▸ DATASET RECORDS
[Start]

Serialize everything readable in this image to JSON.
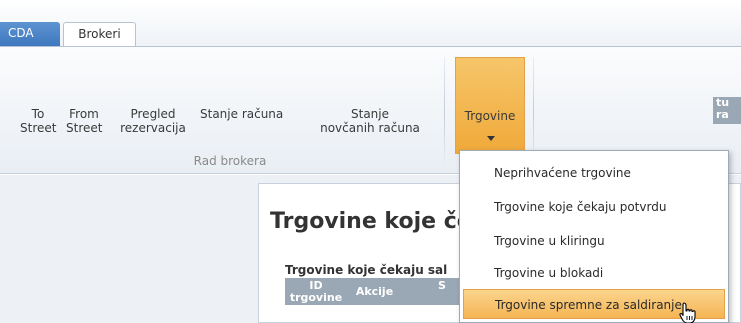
{
  "tabs": [
    {
      "label": "CDA",
      "active": false
    },
    {
      "label": "Brokeri",
      "active": true
    }
  ],
  "ribbon": {
    "buttons": {
      "to_street": {
        "line1": "To",
        "line2": "Street"
      },
      "from_street": {
        "line1": "From",
        "line2": "Street"
      },
      "pregled": {
        "line1": "Pregled",
        "line2": "rezervacija"
      },
      "stanje": {
        "line1": "Stanje računa",
        "line2": ""
      },
      "novcani": {
        "line1": "Stanje",
        "line2": "novčanih računa"
      },
      "trgovine": {
        "label": "Trgovine"
      }
    },
    "group_label": "Rad brokera"
  },
  "panel": {
    "title": "Trgovine koje če",
    "subtitle": "Trgovine koje čekaju sal",
    "columns": [
      {
        "line1": "ID",
        "line2": "trgovine"
      },
      {
        "line1": "Akcije",
        "line2": ""
      },
      {
        "line1": "S",
        "line2": ""
      }
    ],
    "right_column_fragment": {
      "line1": "tu",
      "line2": "ra"
    }
  },
  "menu": {
    "items": [
      "Neprihvaćene trgovine",
      "Trgovine koje čekaju potvrdu",
      "Trgovine u kliringu",
      "Trgovine u blokadi",
      "Trgovine spremne za saldiranje"
    ],
    "highlighted_index": 4
  },
  "colors": {
    "accent_orange": "#f0a93a",
    "tab_blue": "#3f78c0",
    "table_header": "#9aa7b4"
  },
  "cursor": {
    "icon": "hand-pointer-icon"
  }
}
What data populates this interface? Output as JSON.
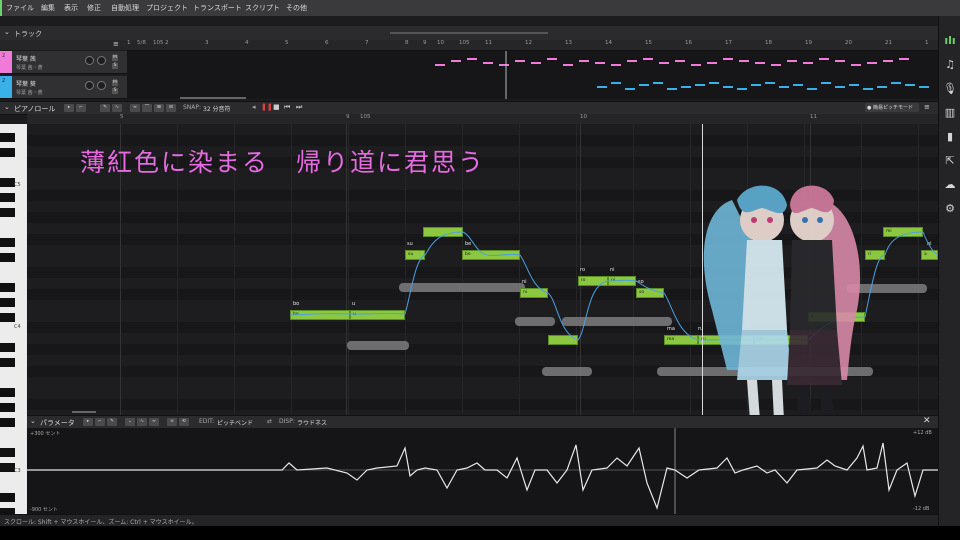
{
  "menu": {
    "items": [
      "ファイル",
      "編集",
      "表示",
      "修正",
      "自動処理",
      "プロジェクト",
      "トランスポート",
      "スクリプト",
      "その他"
    ]
  },
  "track_panel": {
    "title": "トラック",
    "ruler_numbers": [
      "1",
      "5/8",
      "105",
      "2",
      "3",
      "4",
      "5",
      "6",
      "7",
      "8",
      "9",
      "10",
      "105",
      "11",
      "12",
      "13",
      "14",
      "15",
      "16",
      "17",
      "18",
      "19",
      "20",
      "21",
      "1"
    ],
    "tracks": [
      {
        "name": "琴葉 茜",
        "sub": "琴葉 茜・蒼",
        "color": "#f07ad8",
        "num": "2"
      },
      {
        "name": "琴葉 葵",
        "sub": "琴葉 茜・蒼",
        "color": "#3ab0e8",
        "num": "2"
      }
    ],
    "ms": [
      "M",
      "S"
    ]
  },
  "piano_roll": {
    "title": "ピアノロール",
    "snap_label": "SNAP:",
    "snap_value": "32 分音符",
    "pitch_mode": "● 簡易ピッチモード",
    "ruler_numbers": [
      "5",
      "9",
      "105",
      "10",
      "11"
    ],
    "key_labels": [
      "C5",
      "C4",
      "C3"
    ],
    "lyric_overlay": "薄紅色に染まる　帰り道に君思う",
    "notes": [
      {
        "lyric": "bo",
        "ph": "bo"
      },
      {
        "lyric": "u",
        "ph": "u"
      },
      {
        "lyric": "su",
        "ph": "su"
      },
      {
        "lyric": "be",
        "ph": "be"
      },
      {
        "lyric": "ni",
        "ph": "ni"
      },
      {
        "lyric": "ro",
        "ph": "ro"
      },
      {
        "lyric": "ni",
        "ph": "ni"
      },
      {
        "lyric": "so",
        "ph": "so"
      },
      {
        "lyric": "ma",
        "ph": "ma"
      },
      {
        "lyric": "ru",
        "ph": "ru"
      },
      {
        "lyric": "ka",
        "ph": "ka"
      },
      {
        "lyric": "e",
        "ph": "e"
      },
      {
        "lyric": "ri",
        "ph": "ri"
      },
      {
        "lyric": "mi",
        "ph": "mi"
      },
      {
        "lyric": "ni",
        "ph": "ni"
      },
      {
        "lyric": "a",
        "ph": "a"
      }
    ]
  },
  "param_panel": {
    "title": "パラメータ",
    "edit_label": "EDIT:",
    "edit_value": "ピッチベンド",
    "disp_label": "DISP:",
    "disp_value": "ラウドネス",
    "top_left": "+300 セント",
    "bottom_left": "-900 セント",
    "top_right": "+12 dB",
    "bottom_right": "-12 dB"
  },
  "status": {
    "text": "スクロール: Shift + マウスホイール、ズーム: Ctrl + マウスホイール。"
  },
  "colors": {
    "note_green": "#8bc83f",
    "accent_pink": "#f07ad8",
    "accent_blue": "#3ab0e8",
    "lyric_overlay": "#e66ae0",
    "brand_green": "#6bd36b"
  },
  "icons": [
    "brand-logo-icon",
    "note-icon",
    "mic-icon",
    "library-icon",
    "book-icon",
    "export-icon",
    "cloud-icon",
    "gear-icon"
  ]
}
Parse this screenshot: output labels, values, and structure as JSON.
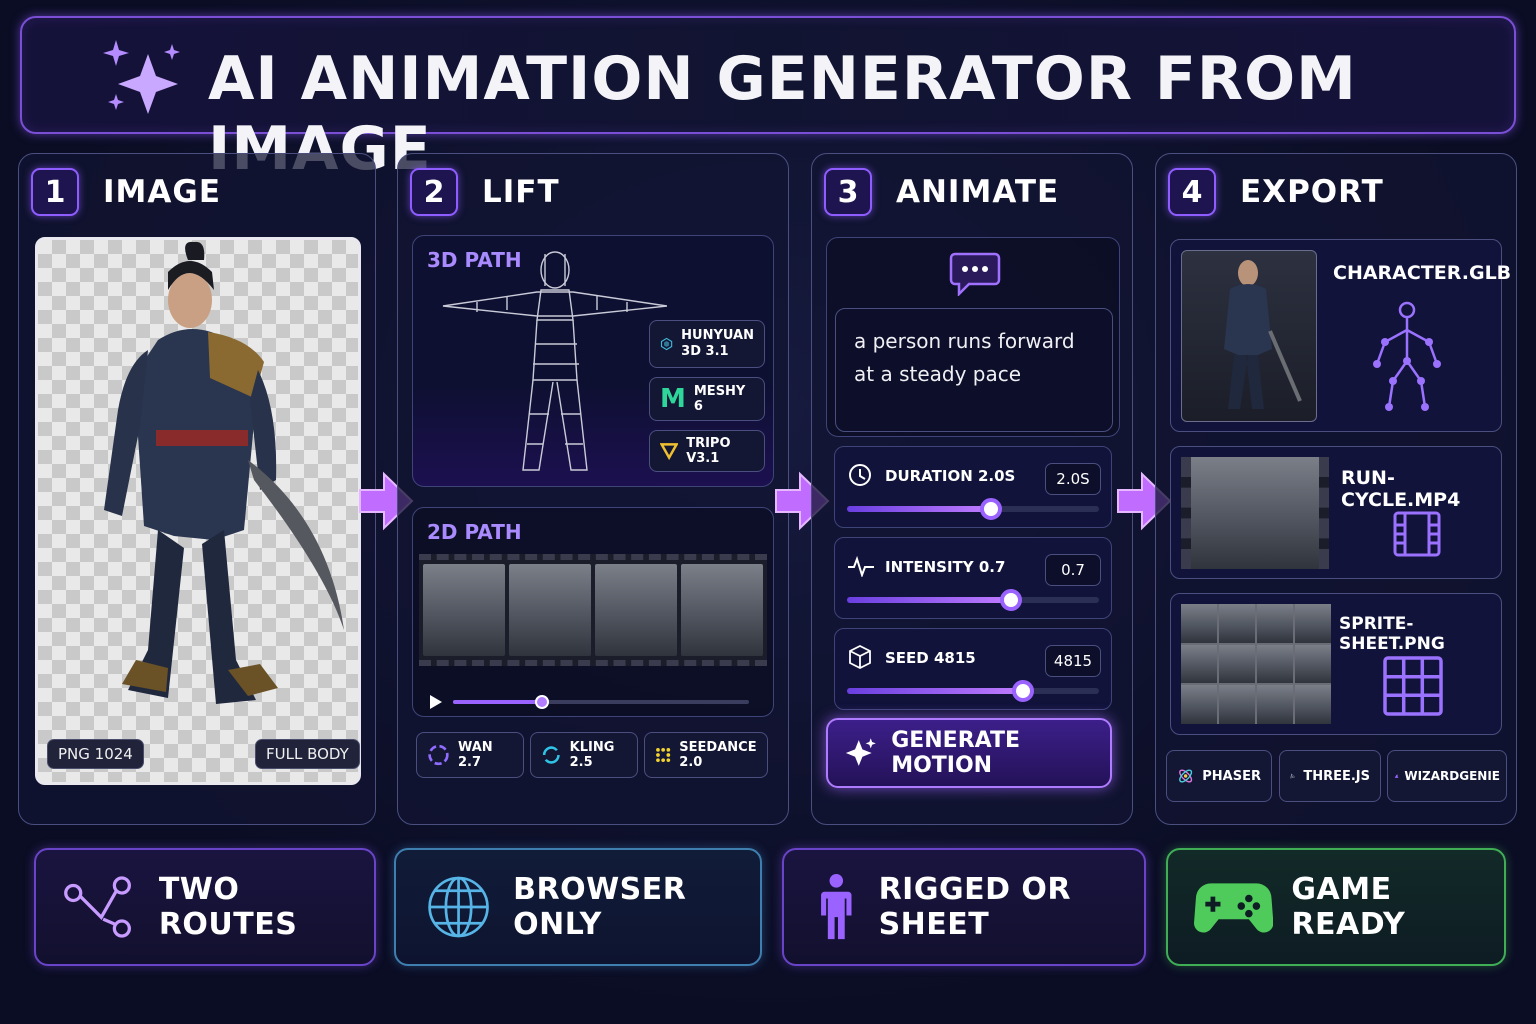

[End]

▸ WORK TO DO
Give every line above again exactly, with no pictures.

▸ REPLY TO THE TASK
Serialize everything readable in this image to JSON.
{
  "tabs": [
    {
      "label": "CDA",
      "active": false
    },
    {
      "label": "Brokeri",
      "active": true
    }
  ],
  "ribbon": {
    "buttons": {
      "to_street": {
        "line1": "To",
        "line2": "Street"
      },
      "from_street": {
        "line1": "From",
        "line2": "Street"
      },
      "pregled": {
        "line1": "Pregled",
        "line2": "rezervacija"
      },
      "stanje": {
        "line1": "Stanje računa",
        "line2": ""
      },
      "novcani": {
        "line1": "Stanje",
        "line2": "novčanih računa"
      },
      "trgovine": {
        "label": "Trgovine"
      }
    },
    "group_label": "Rad brokera"
  },
  "panel": {
    "title": "Trgovine koje če",
    "subtitle": "Trgovine koje čekaju sal",
    "columns": [
      {
        "line1": "ID",
        "line2": "trgovine"
      },
      {
        "line1": "Akcije",
        "line2": ""
      },
      {
        "line1": "S",
        "line2": ""
      }
    ],
    "right_column_fragment": {
      "line1": "tu",
      "line2": "ra"
    }
  },
  "menu": {
    "items": [
      "Neprihvaćene trgovine",
      "Trgovine koje čekaju potvrdu",
      "Trgovine u kliringu",
      "Trgovine u blokadi",
      "Trgovine spremne za saldiranje"
    ],
    "highlighted_index": 4
  },
  "colors": {
    "accent_orange": "#f0a93a",
    "tab_blue": "#3f78c0",
    "table_header": "#9aa7b4"
  },
  "cursor": {
    "icon": "hand-pointer-icon"
  }
}
What data populates this interface? Output as JSON.
{
  "menu": {
    "items": [
      "ファイル",
      "編集",
      "表示",
      "修正",
      "自動処理",
      "プロジェクト",
      "トランスポート",
      "スクリプト",
      "その他"
    ]
  },
  "track_panel": {
    "title": "トラック",
    "ruler_numbers": [
      "1",
      "5/8",
      "105",
      "2",
      "3",
      "4",
      "5",
      "6",
      "7",
      "8",
      "9",
      "10",
      "105",
      "11",
      "12",
      "13",
      "14",
      "15",
      "16",
      "17",
      "18",
      "19",
      "20",
      "21",
      "1"
    ],
    "tracks": [
      {
        "name": "琴葉 茜",
        "sub": "琴葉 茜・蒼",
        "color": "#f07ad8",
        "num": "2"
      },
      {
        "name": "琴葉 葵",
        "sub": "琴葉 茜・蒼",
        "color": "#3ab0e8",
        "num": "2"
      }
    ],
    "ms": [
      "M",
      "S"
    ]
  },
  "piano_roll": {
    "title": "ピアノロール",
    "snap_label": "SNAP:",
    "snap_value": "32 分音符",
    "pitch_mode": "● 簡易ピッチモード",
    "ruler_numbers": [
      "5",
      "9",
      "105",
      "10",
      "11"
    ],
    "key_labels": [
      "C5",
      "C4",
      "C3"
    ],
    "lyric_overlay": "薄紅色に染まる　帰り道に君思う",
    "notes": [
      {
        "lyric": "bo",
        "ph": "bo"
      },
      {
        "lyric": "u",
        "ph": "u"
      },
      {
        "lyric": "su",
        "ph": "su"
      },
      {
        "lyric": "be",
        "ph": "be"
      },
      {
        "lyric": "ni",
        "ph": "ni"
      },
      {
        "lyric": "ro",
        "ph": "ro"
      },
      {
        "lyric": "ni",
        "ph": "ni"
      },
      {
        "lyric": "so",
        "ph": "so"
      },
      {
        "lyric": "ma",
        "ph": "ma"
      },
      {
        "lyric": "ru",
        "ph": "ru"
      },
      {
        "lyric": "ka",
        "ph": "ka"
      },
      {
        "lyric": "e",
        "ph": "e"
      },
      {
        "lyric": "ri",
        "ph": "ri"
      },
      {
        "lyric": "mi",
        "ph": "mi"
      },
      {
        "lyric": "ni",
        "ph": "ni"
      },
      {
        "lyric": "a",
        "ph": "a"
      }
    ]
  },
  "param_panel": {
    "title": "パラメータ",
    "edit_label": "EDIT:",
    "edit_value": "ピッチベンド",
    "disp_label": "DISP:",
    "disp_value": "ラウドネス",
    "top_left": "+300 セント",
    "bottom_left": "-900 セント",
    "top_right": "+12 dB",
    "bottom_right": "-12 dB"
  },
  "status": {
    "text": "スクロール: Shift + マウスホイール、ズーム: Ctrl + マウスホイール。"
  },
  "colors": {
    "note_green": "#8bc83f",
    "accent_pink": "#f07ad8",
    "accent_blue": "#3ab0e8",
    "lyric_overlay": "#e66ae0",
    "brand_green": "#6bd36b"
  },
  "icons": [
    "brand-logo-icon",
    "note-icon",
    "mic-icon",
    "library-icon",
    "book-icon",
    "export-icon",
    "cloud-icon",
    "gear-icon"
  ]
}
Parse this screenshot: output labels, values, and structure as JSON.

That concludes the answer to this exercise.